> **Work to be completed**
Note each line that includes the word "captions". Copy those lines.

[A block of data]
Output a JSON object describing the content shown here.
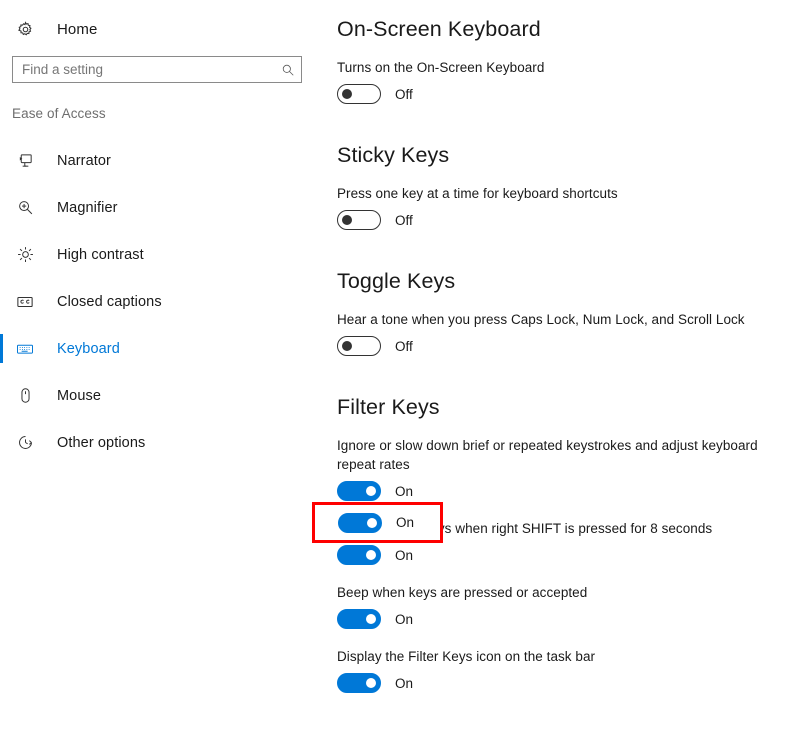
{
  "theme": {
    "accent": "#0078d7",
    "highlight": "#fe0000",
    "text": "#1a1a1a",
    "muted": "#6e6e6e"
  },
  "sidebar": {
    "home": {
      "label": "Home",
      "icon": "gear-icon"
    },
    "search": {
      "value": "",
      "placeholder": "Find a setting",
      "icon": "search-icon"
    },
    "category_label": "Ease of Access",
    "items": [
      {
        "label": "Narrator",
        "icon": "narrator-icon",
        "selected": false
      },
      {
        "label": "Magnifier",
        "icon": "magnifier-icon",
        "selected": false
      },
      {
        "label": "High contrast",
        "icon": "high-contrast-icon",
        "selected": false
      },
      {
        "label": "Closed captions",
        "icon": "closed-captions-icon",
        "selected": false
      },
      {
        "label": "Keyboard",
        "icon": "keyboard-icon",
        "selected": true
      },
      {
        "label": "Mouse",
        "icon": "mouse-icon",
        "selected": false
      },
      {
        "label": "Other options",
        "icon": "other-options-icon",
        "selected": false
      }
    ]
  },
  "main": {
    "groups": [
      {
        "title": "On-Screen Keyboard",
        "settings": [
          {
            "desc": "Turns on the On-Screen Keyboard",
            "state": "Off",
            "on": false
          }
        ]
      },
      {
        "title": "Sticky Keys",
        "settings": [
          {
            "desc": "Press one key at a time for keyboard shortcuts",
            "state": "Off",
            "on": false
          }
        ]
      },
      {
        "title": "Toggle Keys",
        "settings": [
          {
            "desc": "Hear a tone when you press Caps Lock, Num Lock, and Scroll Lock",
            "state": "Off",
            "on": false
          }
        ]
      },
      {
        "title": "Filter Keys",
        "settings": [
          {
            "desc": "Ignore or slow down brief or repeated keystrokes and adjust keyboard repeat rates",
            "state": "On",
            "on": true
          },
          {
            "desc": "Turn on Filter Keys when right SHIFT is pressed for 8 seconds",
            "state": "On",
            "on": true
          },
          {
            "desc": "Beep when keys are pressed or accepted",
            "state": "On",
            "on": true
          },
          {
            "desc": "Display the Filter Keys icon on the task bar",
            "state": "On",
            "on": true
          }
        ]
      }
    ]
  },
  "annotation": {
    "target_state": "On",
    "color": "#fe0000"
  }
}
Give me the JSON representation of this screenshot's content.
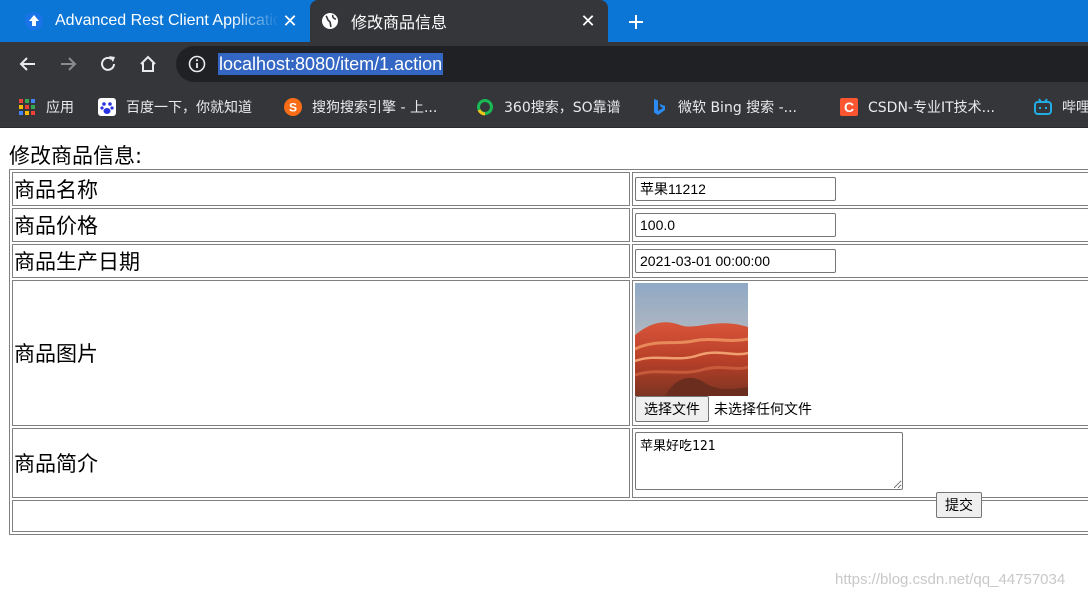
{
  "browser": {
    "tabs": [
      {
        "title": "Advanced Rest Client Application",
        "icon": "arc-upload-arrow-icon",
        "active": false
      },
      {
        "title": "修改商品信息",
        "icon": "globe-icon",
        "active": true
      }
    ],
    "url": "localhost:8080/item/1.action",
    "bookmarks": [
      {
        "label": "应用",
        "icon": "apps-grid-icon"
      },
      {
        "label": "百度一下，你就知道",
        "icon": "baidu-paw-icon"
      },
      {
        "label": "搜狗搜索引擎 - 上...",
        "icon": "sogou-icon"
      },
      {
        "label": "360搜索，SO靠谱",
        "icon": "360-icon"
      },
      {
        "label": "微软 Bing 搜索 -...",
        "icon": "bing-icon"
      },
      {
        "label": "CSDN-专业IT技术...",
        "icon": "csdn-icon"
      },
      {
        "label": "哔哩",
        "icon": "bilibili-icon"
      }
    ],
    "colors": {
      "tabstrip": "#0b76d6",
      "toolbar": "#35363a",
      "omnibox": "#202124",
      "url_highlight": "#3467c4"
    }
  },
  "page": {
    "heading": "修改商品信息:",
    "form": {
      "name": {
        "label": "商品名称",
        "value": "苹果11212"
      },
      "price": {
        "label": "商品价格",
        "value": "100.0"
      },
      "createtime": {
        "label": "商品生产日期",
        "value": "2021-03-01 00:00:00"
      },
      "pic": {
        "label": "商品图片",
        "choose_button": "选择文件",
        "no_file_text": "未选择任何文件"
      },
      "detail": {
        "label": "商品简介",
        "value": "苹果好吃121"
      },
      "submit": "提交"
    },
    "watermark": "https://blog.csdn.net/qq_44757034"
  }
}
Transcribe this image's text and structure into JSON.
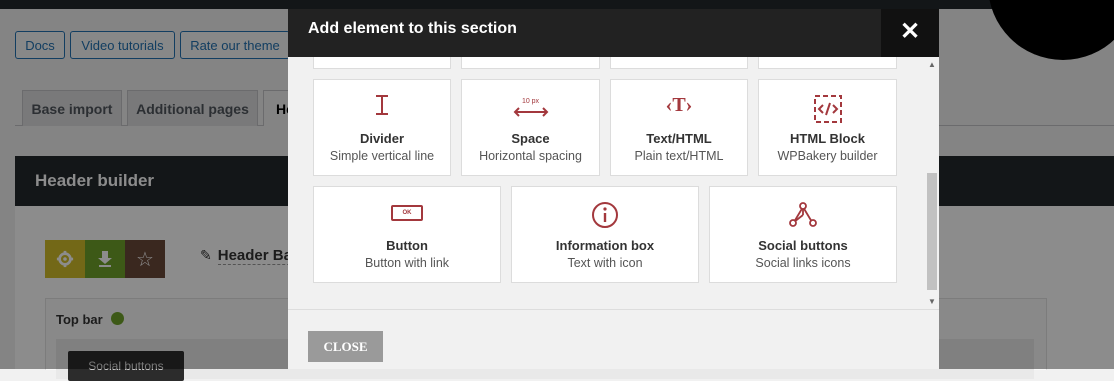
{
  "background": {
    "top_buttons": [
      {
        "label": "Docs"
      },
      {
        "label": "Video tutorials"
      },
      {
        "label": "Rate our theme"
      }
    ],
    "tabs": [
      {
        "label": "Base import"
      },
      {
        "label": "Additional pages"
      },
      {
        "label": "He"
      }
    ],
    "header_builder": {
      "title": "Header builder",
      "header_name": "Header Bas",
      "top_bar_label": "Top bar",
      "social_chip": "Social buttons"
    },
    "colors": {
      "gear_button": "#d1be2a",
      "download_button": "#6fa32a",
      "star_button": "#6b4a3a"
    }
  },
  "modal": {
    "title": "Add element to this section",
    "close_icon": "close-icon",
    "close_button": "CLOSE",
    "accent_color": "#a3383d",
    "elements_row1": [
      {
        "name": "Divider",
        "desc": "Simple vertical line",
        "icon": "divider-icon"
      },
      {
        "name": "Space",
        "desc": "Horizontal spacing",
        "icon": "space-icon",
        "icon_text": "10 px"
      },
      {
        "name": "Text/HTML",
        "desc": "Plain text/HTML",
        "icon": "text-html-icon",
        "icon_text": "‹T›"
      },
      {
        "name": "HTML Block",
        "desc": "WPBakery builder",
        "icon": "html-block-icon"
      }
    ],
    "elements_row2": [
      {
        "name": "Button",
        "desc": "Button with link",
        "icon": "button-icon",
        "icon_text": "OK"
      },
      {
        "name": "Information box",
        "desc": "Text with icon",
        "icon": "info-icon"
      },
      {
        "name": "Social buttons",
        "desc": "Social links icons",
        "icon": "share-icon"
      }
    ]
  }
}
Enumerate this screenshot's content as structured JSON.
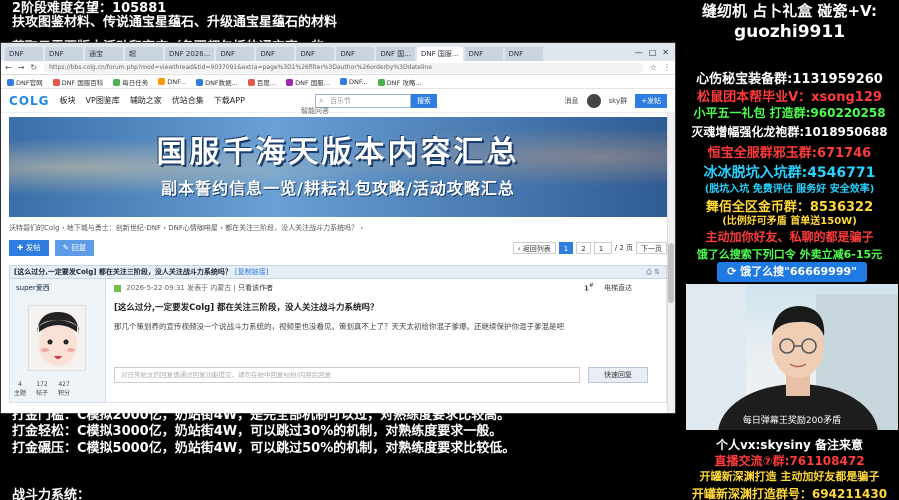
{
  "overlay_top": {
    "line1": "2阶段难度名望：105881",
    "line2": "扶攻图鉴材料、传说通宝星蕴石、升级通宝星蕴石的材料",
    "line3": "获取只需要版本活动和商店（各职都包括的通宝声一些"
  },
  "browser": {
    "tabs": [
      "DNF",
      "DNF",
      "通宝",
      "超",
      "DNF 2026...",
      "DNF",
      "DNF",
      "DNF",
      "DNF",
      "DNF 国...",
      "DNF 国服...",
      "DNF",
      "DNF"
    ],
    "window_controls": [
      "—",
      "□",
      "✕"
    ],
    "url": "https://bbs.colg.cn/forum.php?mod=viewthread&tid=9037091&extra=page%3D1%26filter%3Dauthor%26orderby%3Ddateline",
    "bookmarks": [
      "DNF官网",
      "DNF 国服百科",
      "每日任务",
      "DNF...",
      "...",
      "DNF数据...",
      "...",
      "...",
      "...",
      "百度...",
      "DNF 国服...",
      "DNF...",
      "...",
      "...",
      "...",
      "DNF 攻略..."
    ],
    "site": {
      "logo": "COLG",
      "nav": [
        "板块",
        "VP图鉴库",
        "辅助之家",
        "优站合集",
        "下载APP"
      ],
      "search_placeholder": "百乐节",
      "search_button": "搜索",
      "sub_label": "智能问答",
      "messages": "消息",
      "username": "sky群",
      "post_button": "+发帖"
    },
    "banner": {
      "title": "国服千海天版本内容汇总",
      "subtitle": "副本誓约信息一览/耕耘礼包攻略/活动攻略汇总"
    },
    "breadcrumb": "沃特碧们的Colg  ›  地下城与勇士：创新世纪-DNF  ›  DNF心情咖啡屋  ›  都在关注三阶段，没人关注战斗力系统吗？  ›",
    "toolbar": {
      "post_label": "发帖",
      "reply_label": "回复",
      "back_label": "返回列表",
      "page_current": "1",
      "page_next": "2",
      "page_input": "1",
      "page_total": "/ 2 页",
      "next_label": "下一页"
    },
    "thread": {
      "title": "[这么过分,一定要发Colg] 都在关注三阶段，没人关注战斗力系统吗？",
      "copy_link": "[复制链接]",
      "author": "super爱西",
      "meta": "2026-5-22 09:31 发表于 内蒙古",
      "author_only": "只看该作者",
      "floor": "1",
      "floor_label": "电梯直达",
      "post_title": "[这么过分,一定要发Colg] 都在关注三阶段，没人关注战斗力系统吗？",
      "post_text": "那几个策划养的宣传视频没一个说战斗力系统的，视频里也没看见。策划真不上了？天天太初给你混子爹爆。还继续保护你混子爹混是吧",
      "reply_placeholder": "对日常帖文的回复请通过回复功能提交，请勿在帖中回复纠纷/内容后回复",
      "reply_button": "快速回复",
      "stats": [
        {
          "value": "4",
          "label": "主题"
        },
        {
          "value": "172",
          "label": "帖子"
        },
        {
          "value": "427",
          "label": "积分"
        }
      ]
    }
  },
  "overlay_bottom": {
    "line1": "打金门槛：C模拟2000亿，奶站街4W，是完全部机制可以过，对熟练度要求比较高。",
    "line2": "打金轻松：C模拟3000亿，奶站街4W，可以跳过30%的机制，对熟练度要求一般。",
    "line3": "打金碾压：C模拟5000亿，奶站街4W，可以跳过50%的机制，对熟练度要求比较低。",
    "line4": "战斗力系统："
  },
  "right_panel": {
    "line1": "缝纫机 占卜礼盒 碰瓷+V:",
    "line2": "guozhi9911",
    "line3": "心伤秘宝装备群:1131959260",
    "line4": "松鼠团本帮毕业V：xsong129",
    "line5": "小平五一礼包 打造群:960220258",
    "line6": "灭魂增幅强化龙袍群:1018950688",
    "line7": "恒宝全服群邪玉群:671746",
    "line8": "冰冰脱坑入坑群:4546771",
    "line9": "(脱坑入坑 免费评估 服务好 安全效率)",
    "line10": "舞佰全区金币群：8536322",
    "line11": "(比例好可矛盾 首单送150W)",
    "line12": "主动加你好友、私聊的都是骗子",
    "line13": "饿了么搜索下列口令 外卖立减6-15元",
    "search_pill": "饿了么搜\"66669999\"",
    "cam_caption": "每日弹幕王奖励200矛盾",
    "line14": "个人vx:skysiny 备注来意",
    "line15": "直播交流⑦群:761108472",
    "line16": "开罐新深渊打造 主动加好友都是骗子",
    "line17": "开罐新深渊打造群号：694211430"
  }
}
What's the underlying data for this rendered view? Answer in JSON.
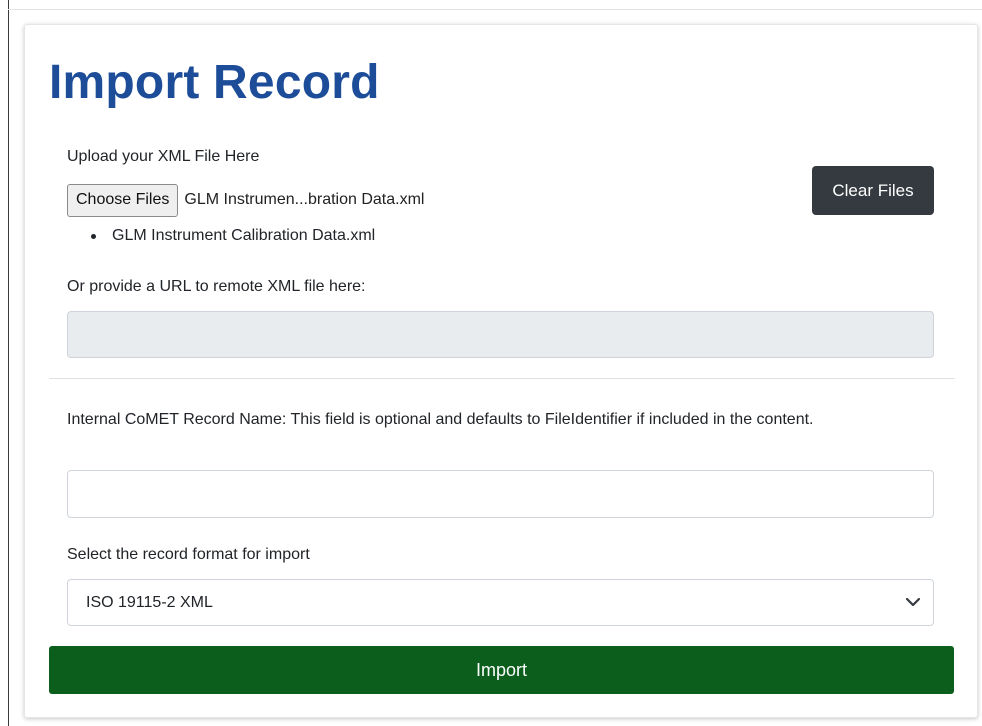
{
  "page": {
    "title": "Import Record"
  },
  "upload": {
    "label": "Upload your XML File Here",
    "choose_label": "Choose Files",
    "chosen_file_display": "GLM Instrumen...bration Data.xml",
    "clear_label": "Clear Files",
    "files": [
      "GLM Instrument Calibration Data.xml"
    ]
  },
  "url": {
    "label": "Or provide a URL to remote XML file here:",
    "value": "",
    "placeholder": ""
  },
  "record_name": {
    "label": "Internal CoMET Record Name: This field is optional and defaults to FileIdentifier if included in the content.",
    "value": ""
  },
  "format": {
    "label": "Select the record format for import",
    "selected": "ISO 19115-2 XML"
  },
  "actions": {
    "import_label": "Import"
  },
  "colors": {
    "title": "#1d4d99",
    "clear_button": "#343a40",
    "import_button": "#0c5e1d",
    "disabled_input": "#e9ecef"
  },
  "icons": {
    "select_arrow": "chevron-down-icon"
  }
}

> **Complete response**
        "label": "Closed captions",
        "icon": "closed-captions-icon",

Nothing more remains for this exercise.